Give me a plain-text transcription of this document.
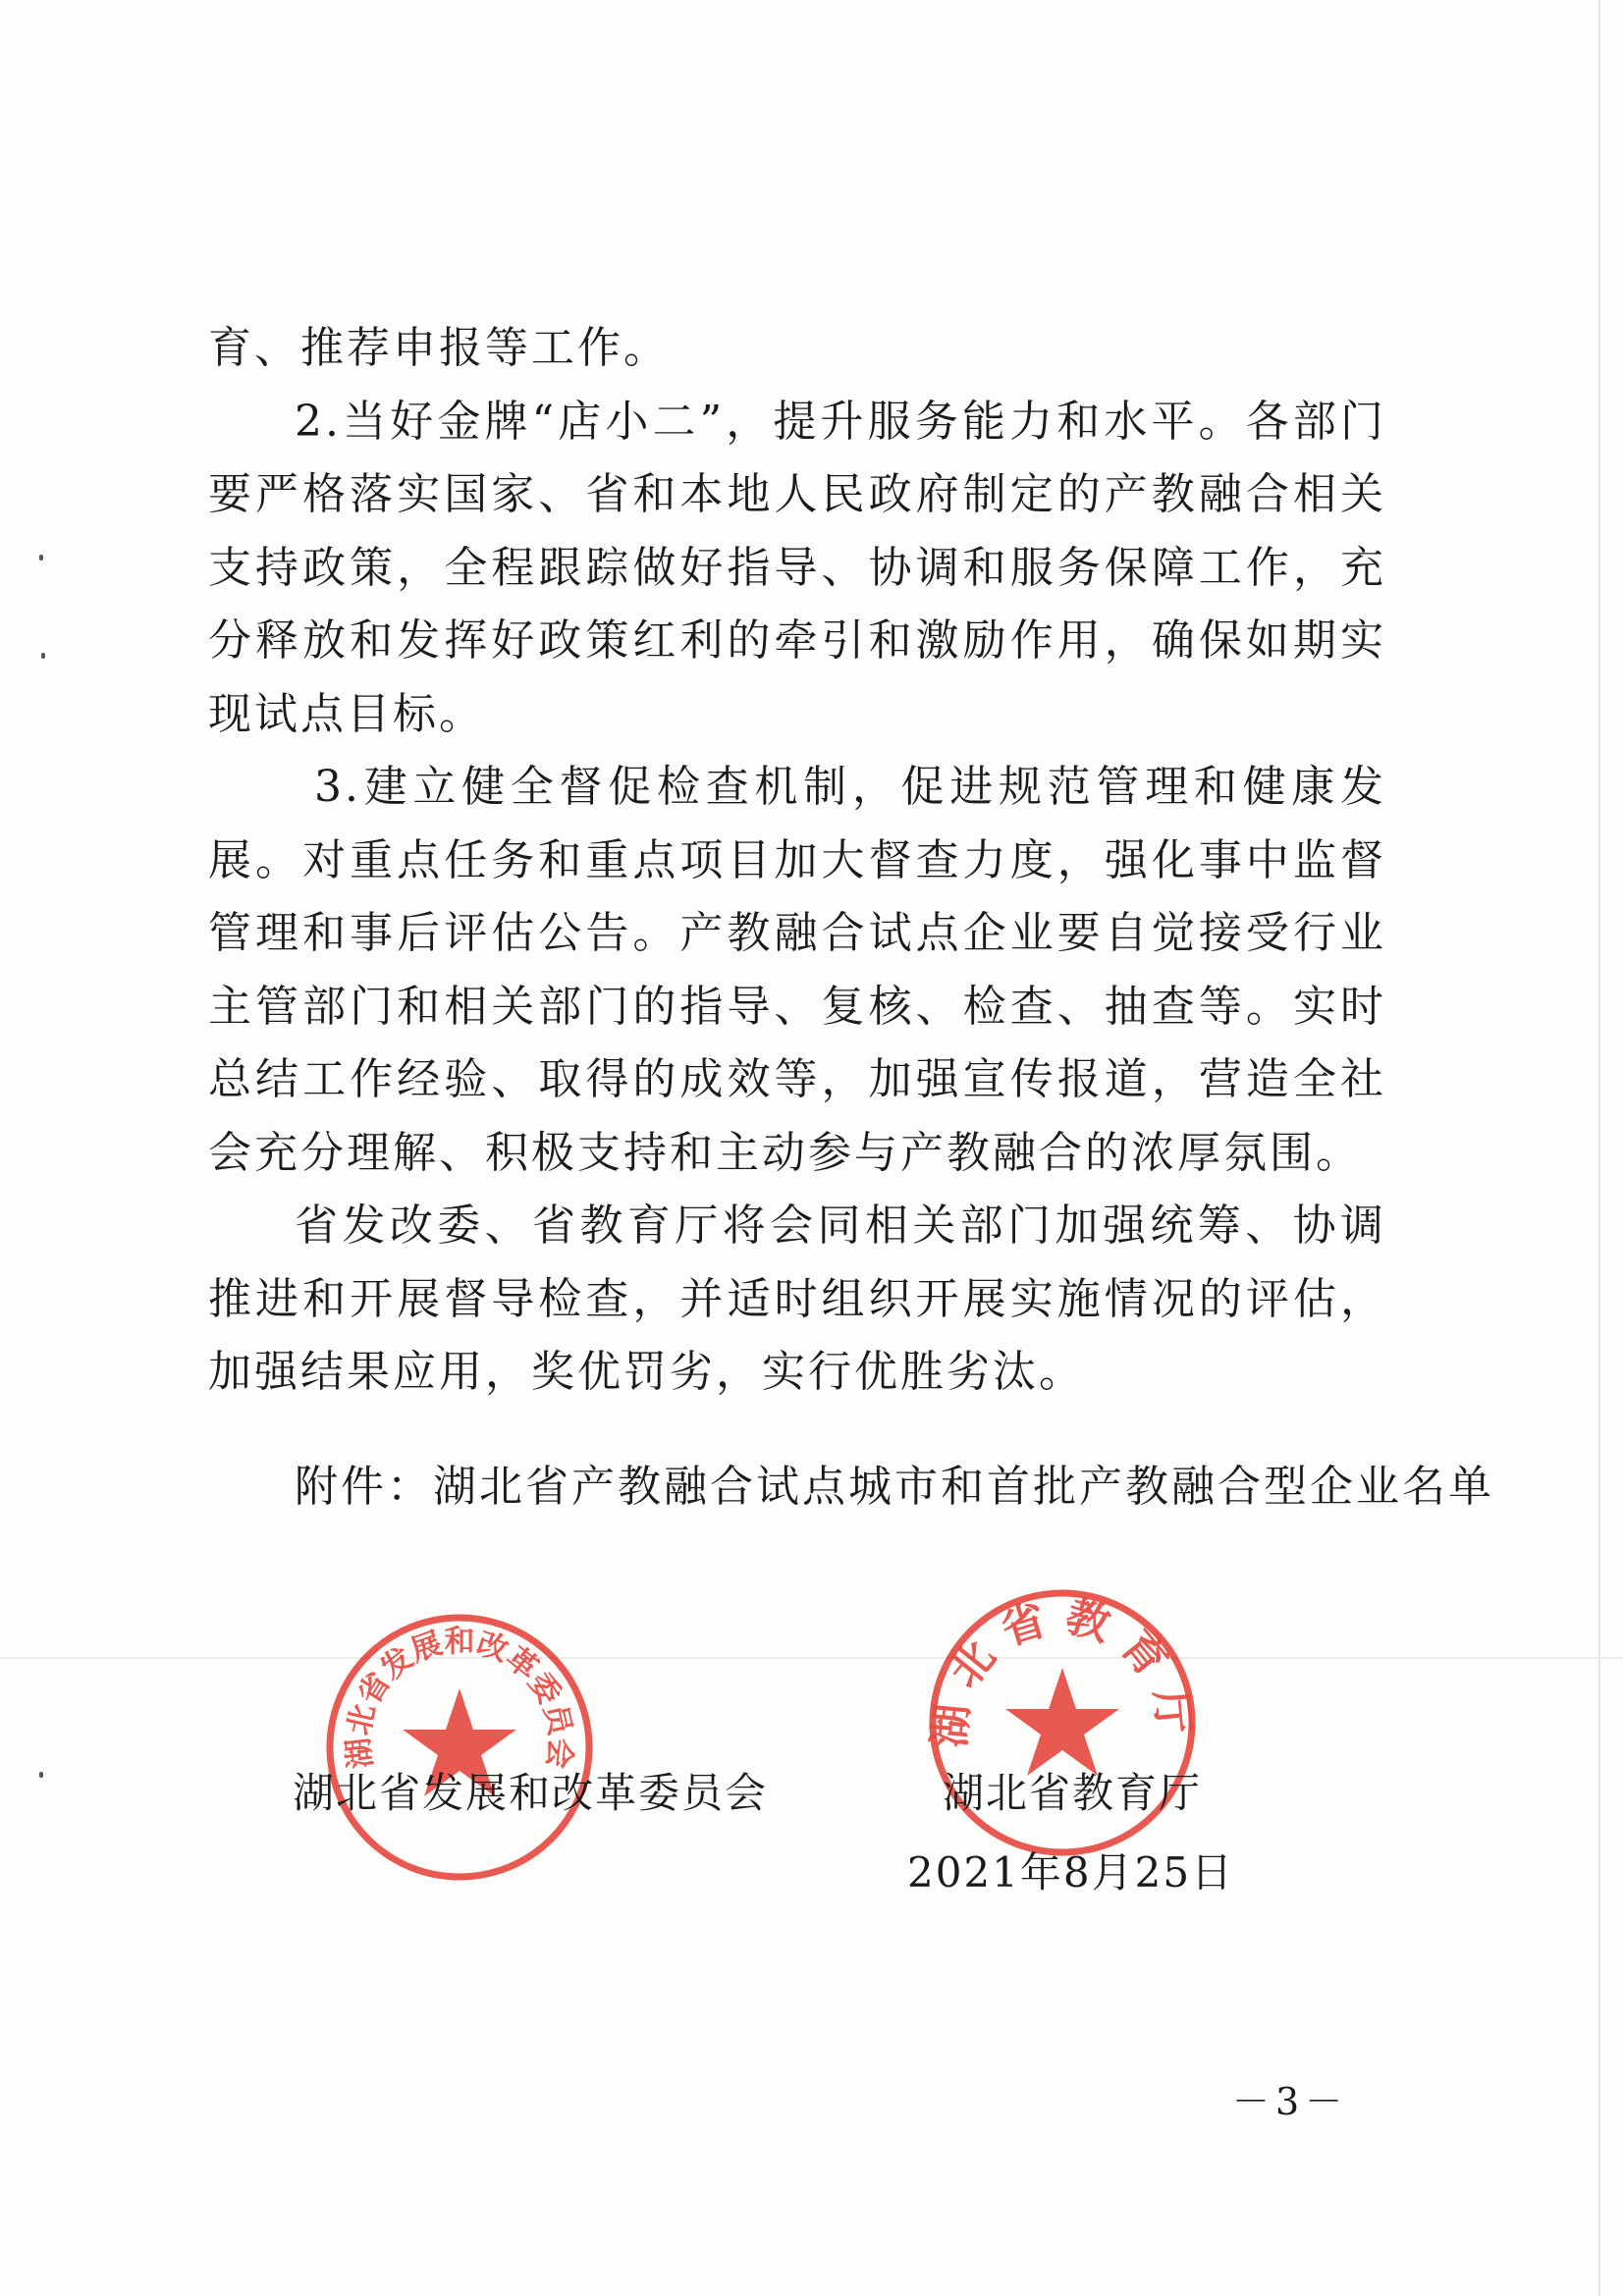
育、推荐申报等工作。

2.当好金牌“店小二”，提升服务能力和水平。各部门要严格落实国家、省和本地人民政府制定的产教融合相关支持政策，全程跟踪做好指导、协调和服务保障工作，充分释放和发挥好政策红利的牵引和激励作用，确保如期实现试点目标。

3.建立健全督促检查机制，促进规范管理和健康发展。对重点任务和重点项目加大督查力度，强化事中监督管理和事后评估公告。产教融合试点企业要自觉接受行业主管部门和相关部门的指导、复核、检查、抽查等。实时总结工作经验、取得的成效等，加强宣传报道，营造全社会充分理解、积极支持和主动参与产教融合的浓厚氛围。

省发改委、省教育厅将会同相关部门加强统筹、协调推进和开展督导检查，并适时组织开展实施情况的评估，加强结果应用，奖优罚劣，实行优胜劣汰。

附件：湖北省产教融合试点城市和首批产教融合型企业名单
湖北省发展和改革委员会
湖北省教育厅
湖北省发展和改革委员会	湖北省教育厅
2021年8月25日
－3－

################

**SHORT PROBLEM**
Copy out each line word for word, please, skipping the images.

**WRITTEN SOLUTION**
Give me a plain-text transcription of this document.
育、推荐申报等工作。

2.当好金牌“店小二”，提升服务能力和水平。各部门要严格落实国家、省和本地人民政府制定的产教融合相关支持政策，全程跟踪做好指导、协调和服务保障工作，充分释放和发挥好政策红利的牵引和激励作用，确保如期实现试点目标。

3.建立健全督促检查机制，促进规范管理和健康发展。对重点任务和重点项目加大督查力度，强化事中监督管理和事后评估公告。产教融合试点企业要自觉接受行业主管部门和相关部门的指导、复核、检查、抽查等。实时总结工作经验、取得的成效等，加强宣传报道，营造全社会充分理解、积极支持和主动参与产教融合的浓厚氛围。

省发改委、省教育厅将会同相关部门加强统筹、协调推进和开展督导检查，并适时组织开展实施情况的评估，加强结果应用，奖优罚劣，实行优胜劣汰。

附件：湖北省产教融合试点城市和首批产教融合型企业名单
湖北省发展和改革委员会
湖北省教育厅
湖北省发展和改革委员会	湖北省教育厅
2021年8月25日
－3－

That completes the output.